**Exercise**. Return all entries precisely as they stand, without the images.

Figure record extracts:
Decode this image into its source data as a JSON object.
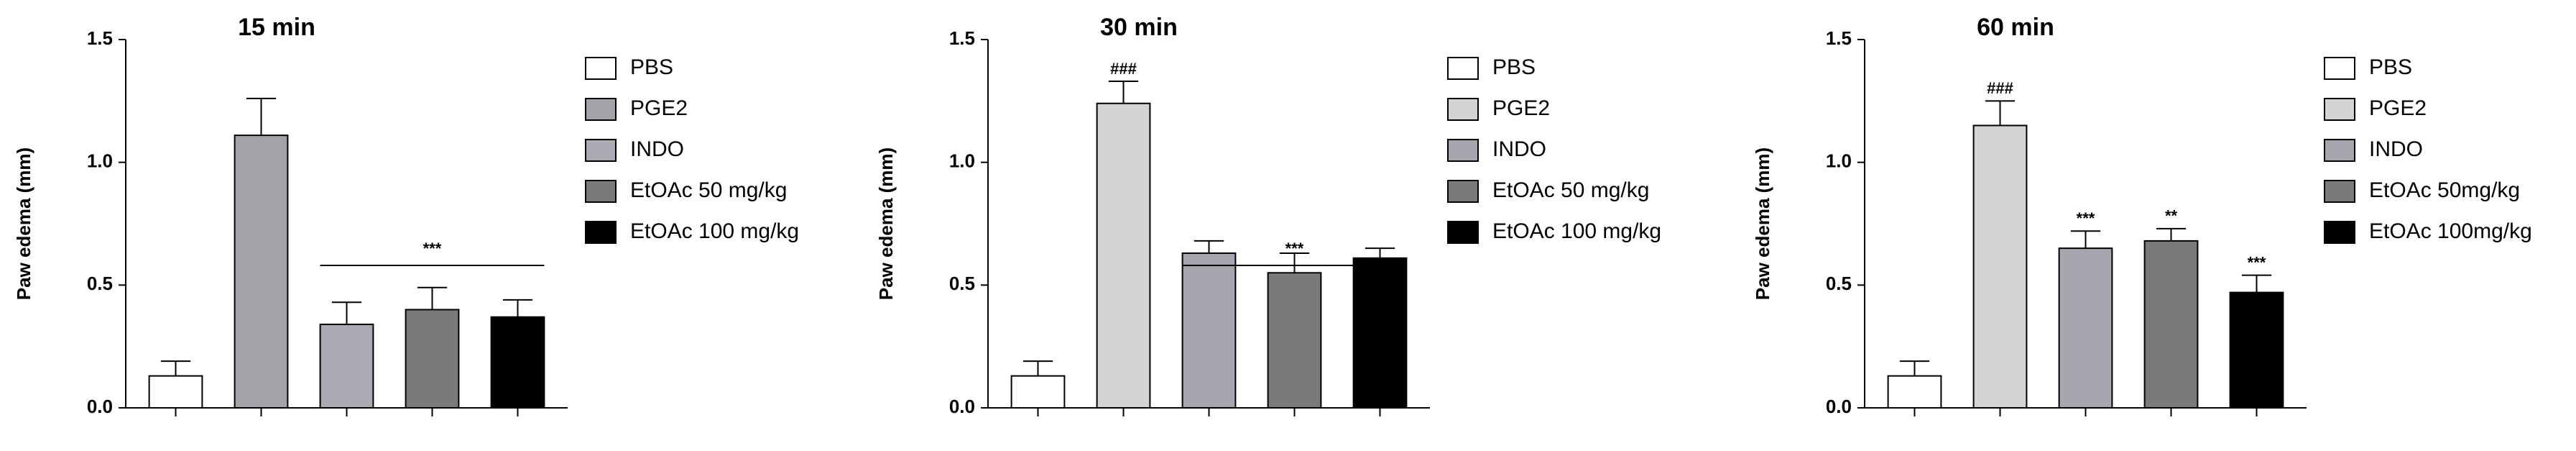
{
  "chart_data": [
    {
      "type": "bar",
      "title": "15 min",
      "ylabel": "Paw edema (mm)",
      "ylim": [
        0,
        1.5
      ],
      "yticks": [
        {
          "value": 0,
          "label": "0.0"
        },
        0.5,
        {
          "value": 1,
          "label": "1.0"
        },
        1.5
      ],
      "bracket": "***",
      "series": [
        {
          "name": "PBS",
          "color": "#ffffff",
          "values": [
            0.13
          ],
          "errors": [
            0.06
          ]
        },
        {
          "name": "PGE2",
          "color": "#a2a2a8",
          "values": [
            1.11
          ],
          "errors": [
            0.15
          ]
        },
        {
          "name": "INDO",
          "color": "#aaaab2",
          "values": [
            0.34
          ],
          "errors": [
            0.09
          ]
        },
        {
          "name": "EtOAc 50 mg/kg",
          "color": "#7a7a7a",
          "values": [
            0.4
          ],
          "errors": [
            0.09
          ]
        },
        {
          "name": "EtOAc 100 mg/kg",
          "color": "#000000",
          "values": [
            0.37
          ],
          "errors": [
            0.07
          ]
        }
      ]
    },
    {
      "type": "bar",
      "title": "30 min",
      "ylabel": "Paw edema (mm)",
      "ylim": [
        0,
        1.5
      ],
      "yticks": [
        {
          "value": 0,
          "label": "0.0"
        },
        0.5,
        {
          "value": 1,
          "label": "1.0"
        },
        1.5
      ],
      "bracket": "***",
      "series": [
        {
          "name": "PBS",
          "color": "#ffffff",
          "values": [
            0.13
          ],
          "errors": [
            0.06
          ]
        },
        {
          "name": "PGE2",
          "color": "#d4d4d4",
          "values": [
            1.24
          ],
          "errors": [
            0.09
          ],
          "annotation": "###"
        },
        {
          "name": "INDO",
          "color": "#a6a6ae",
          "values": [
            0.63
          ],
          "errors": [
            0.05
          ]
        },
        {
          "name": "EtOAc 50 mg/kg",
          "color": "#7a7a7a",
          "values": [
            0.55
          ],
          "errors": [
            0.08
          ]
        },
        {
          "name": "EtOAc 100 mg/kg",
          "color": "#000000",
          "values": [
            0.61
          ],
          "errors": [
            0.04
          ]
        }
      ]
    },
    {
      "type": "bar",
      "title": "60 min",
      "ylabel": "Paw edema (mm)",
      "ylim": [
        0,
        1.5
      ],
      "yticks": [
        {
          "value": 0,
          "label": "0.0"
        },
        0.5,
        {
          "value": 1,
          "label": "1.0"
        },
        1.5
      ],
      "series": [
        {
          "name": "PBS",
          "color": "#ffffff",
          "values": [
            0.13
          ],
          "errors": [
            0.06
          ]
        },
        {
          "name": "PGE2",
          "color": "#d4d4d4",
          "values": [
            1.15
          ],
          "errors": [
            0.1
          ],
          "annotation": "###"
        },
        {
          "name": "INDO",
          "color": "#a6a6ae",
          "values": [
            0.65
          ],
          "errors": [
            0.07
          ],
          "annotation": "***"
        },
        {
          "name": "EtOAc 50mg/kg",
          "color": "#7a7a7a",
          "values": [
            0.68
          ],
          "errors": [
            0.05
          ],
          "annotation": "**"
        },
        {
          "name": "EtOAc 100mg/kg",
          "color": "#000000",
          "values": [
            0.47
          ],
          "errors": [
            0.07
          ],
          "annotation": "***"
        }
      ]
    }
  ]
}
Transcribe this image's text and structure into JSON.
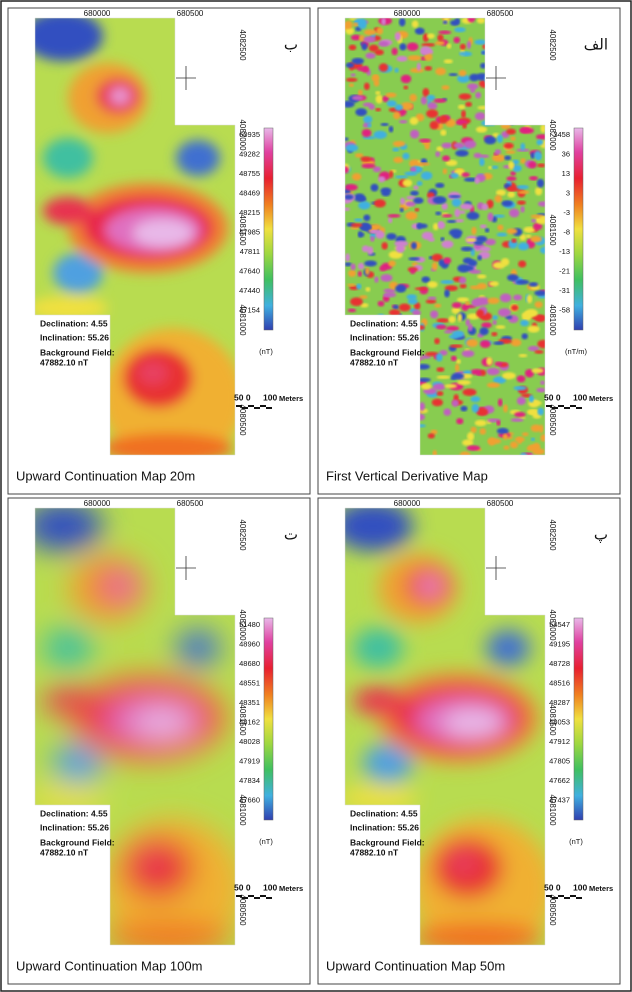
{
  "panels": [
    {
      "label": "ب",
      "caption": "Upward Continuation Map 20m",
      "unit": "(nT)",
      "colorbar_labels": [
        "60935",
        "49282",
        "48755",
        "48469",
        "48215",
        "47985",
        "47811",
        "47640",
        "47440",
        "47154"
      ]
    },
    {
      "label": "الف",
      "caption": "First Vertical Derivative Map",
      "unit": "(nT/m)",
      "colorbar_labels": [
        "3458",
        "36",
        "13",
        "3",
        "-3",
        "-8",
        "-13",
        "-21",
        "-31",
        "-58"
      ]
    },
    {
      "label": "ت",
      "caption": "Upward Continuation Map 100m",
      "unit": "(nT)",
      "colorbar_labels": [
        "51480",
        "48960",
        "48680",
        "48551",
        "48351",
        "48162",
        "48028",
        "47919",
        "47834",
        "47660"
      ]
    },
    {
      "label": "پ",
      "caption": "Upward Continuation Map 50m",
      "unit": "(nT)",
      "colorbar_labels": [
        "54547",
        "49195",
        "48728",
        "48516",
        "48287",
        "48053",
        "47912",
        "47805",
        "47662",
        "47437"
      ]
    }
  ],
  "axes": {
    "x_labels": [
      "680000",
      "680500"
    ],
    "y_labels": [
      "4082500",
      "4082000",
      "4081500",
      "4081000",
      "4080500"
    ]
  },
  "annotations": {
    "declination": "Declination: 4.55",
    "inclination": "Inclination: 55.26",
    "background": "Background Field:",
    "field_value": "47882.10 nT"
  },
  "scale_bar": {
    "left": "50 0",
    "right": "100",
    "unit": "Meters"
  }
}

**Written solution**.
Decode this image into its source data as a JSON object.
{
  "chart_data": [
    {
      "type": "bar",
      "title": "15 min",
      "ylabel": "Paw edema (mm)",
      "ylim": [
        0,
        1.5
      ],
      "yticks": [
        {
          "value": 0,
          "label": "0.0"
        },
        0.5,
        {
          "value": 1,
          "label": "1.0"
        },
        1.5
      ],
      "bracket": "***",
      "series": [
        {
          "name": "PBS",
          "color": "#ffffff",
          "values": [
            0.13
          ],
          "errors": [
            0.06
          ]
        },
        {
          "name": "PGE2",
          "color": "#a2a2a8",
          "values": [
            1.11
          ],
          "errors": [
            0.15
          ]
        },
        {
          "name": "INDO",
          "color": "#aaaab2",
          "values": [
            0.34
          ],
          "errors": [
            0.09
          ]
        },
        {
          "name": "EtOAc 50 mg/kg",
          "color": "#7a7a7a",
          "values": [
            0.4
          ],
          "errors": [
            0.09
          ]
        },
        {
          "name": "EtOAc 100 mg/kg",
          "color": "#000000",
          "values": [
            0.37
          ],
          "errors": [
            0.07
          ]
        }
      ]
    },
    {
      "type": "bar",
      "title": "30 min",
      "ylabel": "Paw edema (mm)",
      "ylim": [
        0,
        1.5
      ],
      "yticks": [
        {
          "value": 0,
          "label": "0.0"
        },
        0.5,
        {
          "value": 1,
          "label": "1.0"
        },
        1.5
      ],
      "bracket": "***",
      "series": [
        {
          "name": "PBS",
          "color": "#ffffff",
          "values": [
            0.13
          ],
          "errors": [
            0.06
          ]
        },
        {
          "name": "PGE2",
          "color": "#d4d4d4",
          "values": [
            1.24
          ],
          "errors": [
            0.09
          ],
          "annotation": "###"
        },
        {
          "name": "INDO",
          "color": "#a6a6ae",
          "values": [
            0.63
          ],
          "errors": [
            0.05
          ]
        },
        {
          "name": "EtOAc 50 mg/kg",
          "color": "#7a7a7a",
          "values": [
            0.55
          ],
          "errors": [
            0.08
          ]
        },
        {
          "name": "EtOAc 100 mg/kg",
          "color": "#000000",
          "values": [
            0.61
          ],
          "errors": [
            0.04
          ]
        }
      ]
    },
    {
      "type": "bar",
      "title": "60 min",
      "ylabel": "Paw edema (mm)",
      "ylim": [
        0,
        1.5
      ],
      "yticks": [
        {
          "value": 0,
          "label": "0.0"
        },
        0.5,
        {
          "value": 1,
          "label": "1.0"
        },
        1.5
      ],
      "series": [
        {
          "name": "PBS",
          "color": "#ffffff",
          "values": [
            0.13
          ],
          "errors": [
            0.06
          ]
        },
        {
          "name": "PGE2",
          "color": "#d4d4d4",
          "values": [
            1.15
          ],
          "errors": [
            0.1
          ],
          "annotation": "###"
        },
        {
          "name": "INDO",
          "color": "#a6a6ae",
          "values": [
            0.65
          ],
          "errors": [
            0.07
          ],
          "annotation": "***"
        },
        {
          "name": "EtOAc 50mg/kg",
          "color": "#7a7a7a",
          "values": [
            0.68
          ],
          "errors": [
            0.05
          ],
          "annotation": "**"
        },
        {
          "name": "EtOAc 100mg/kg",
          "color": "#000000",
          "values": [
            0.47
          ],
          "errors": [
            0.07
          ],
          "annotation": "***"
        }
      ]
    }
  ]
}
Transcribe this image's text and structure into JSON.
{
  "panels": [
    {
      "label": "ب",
      "caption": "Upward Continuation Map 20m",
      "unit": "(nT)",
      "colorbar_labels": [
        "60935",
        "49282",
        "48755",
        "48469",
        "48215",
        "47985",
        "47811",
        "47640",
        "47440",
        "47154"
      ]
    },
    {
      "label": "الف",
      "caption": "First Vertical Derivative Map",
      "unit": "(nT/m)",
      "colorbar_labels": [
        "3458",
        "36",
        "13",
        "3",
        "-3",
        "-8",
        "-13",
        "-21",
        "-31",
        "-58"
      ]
    },
    {
      "label": "ت",
      "caption": "Upward Continuation Map 100m",
      "unit": "(nT)",
      "colorbar_labels": [
        "51480",
        "48960",
        "48680",
        "48551",
        "48351",
        "48162",
        "48028",
        "47919",
        "47834",
        "47660"
      ]
    },
    {
      "label": "پ",
      "caption": "Upward Continuation Map 50m",
      "unit": "(nT)",
      "colorbar_labels": [
        "54547",
        "49195",
        "48728",
        "48516",
        "48287",
        "48053",
        "47912",
        "47805",
        "47662",
        "47437"
      ]
    }
  ],
  "axes": {
    "x_labels": [
      "680000",
      "680500"
    ],
    "y_labels": [
      "4082500",
      "4082000",
      "4081500",
      "4081000",
      "4080500"
    ]
  },
  "annotations": {
    "declination": "Declination: 4.55",
    "inclination": "Inclination: 55.26",
    "background": "Background Field:",
    "field_value": "47882.10 nT"
  },
  "scale_bar": {
    "left": "50 0",
    "right": "100",
    "unit": "Meters"
  }
}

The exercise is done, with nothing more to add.